**Instruction**
Lines containing the word "this" are to be located and copied.

**Records shown**
═══

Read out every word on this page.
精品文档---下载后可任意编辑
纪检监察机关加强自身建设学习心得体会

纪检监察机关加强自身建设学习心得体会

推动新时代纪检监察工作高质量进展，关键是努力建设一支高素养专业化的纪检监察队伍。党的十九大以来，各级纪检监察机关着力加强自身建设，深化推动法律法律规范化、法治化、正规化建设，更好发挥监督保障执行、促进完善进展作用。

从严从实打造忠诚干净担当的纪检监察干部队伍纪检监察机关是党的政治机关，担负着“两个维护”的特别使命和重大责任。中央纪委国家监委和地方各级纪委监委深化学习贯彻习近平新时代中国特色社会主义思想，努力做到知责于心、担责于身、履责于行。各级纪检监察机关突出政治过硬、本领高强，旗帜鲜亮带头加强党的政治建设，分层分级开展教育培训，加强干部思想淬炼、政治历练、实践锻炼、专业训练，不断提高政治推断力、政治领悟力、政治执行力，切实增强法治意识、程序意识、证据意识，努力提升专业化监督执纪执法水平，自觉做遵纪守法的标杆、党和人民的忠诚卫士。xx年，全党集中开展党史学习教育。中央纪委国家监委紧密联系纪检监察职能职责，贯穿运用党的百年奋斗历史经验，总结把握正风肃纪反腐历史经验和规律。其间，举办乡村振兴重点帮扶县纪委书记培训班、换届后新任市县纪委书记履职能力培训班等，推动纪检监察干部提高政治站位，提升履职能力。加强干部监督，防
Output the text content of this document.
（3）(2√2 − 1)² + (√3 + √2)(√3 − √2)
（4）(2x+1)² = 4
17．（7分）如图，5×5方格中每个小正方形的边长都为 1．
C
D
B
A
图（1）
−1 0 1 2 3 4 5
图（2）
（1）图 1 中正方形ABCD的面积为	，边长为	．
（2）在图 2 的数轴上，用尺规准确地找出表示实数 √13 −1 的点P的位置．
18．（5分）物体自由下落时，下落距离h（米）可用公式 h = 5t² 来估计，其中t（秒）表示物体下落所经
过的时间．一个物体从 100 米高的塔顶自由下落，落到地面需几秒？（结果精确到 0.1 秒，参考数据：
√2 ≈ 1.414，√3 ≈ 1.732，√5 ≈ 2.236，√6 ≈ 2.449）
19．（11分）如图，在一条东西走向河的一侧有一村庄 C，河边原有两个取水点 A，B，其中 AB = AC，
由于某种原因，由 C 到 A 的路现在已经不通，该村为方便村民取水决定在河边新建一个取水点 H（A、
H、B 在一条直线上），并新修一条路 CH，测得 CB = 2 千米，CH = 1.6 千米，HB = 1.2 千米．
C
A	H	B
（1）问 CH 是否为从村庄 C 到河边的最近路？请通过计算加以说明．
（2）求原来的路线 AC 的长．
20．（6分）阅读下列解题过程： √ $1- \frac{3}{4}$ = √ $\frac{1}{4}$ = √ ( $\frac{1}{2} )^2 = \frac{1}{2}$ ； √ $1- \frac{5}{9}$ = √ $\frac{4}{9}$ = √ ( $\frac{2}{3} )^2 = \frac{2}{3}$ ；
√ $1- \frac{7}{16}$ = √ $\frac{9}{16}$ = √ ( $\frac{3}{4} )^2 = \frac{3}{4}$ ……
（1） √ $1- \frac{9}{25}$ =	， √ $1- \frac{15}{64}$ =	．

═══

**Result**
Read out every word on this page.
Output the text content of this document.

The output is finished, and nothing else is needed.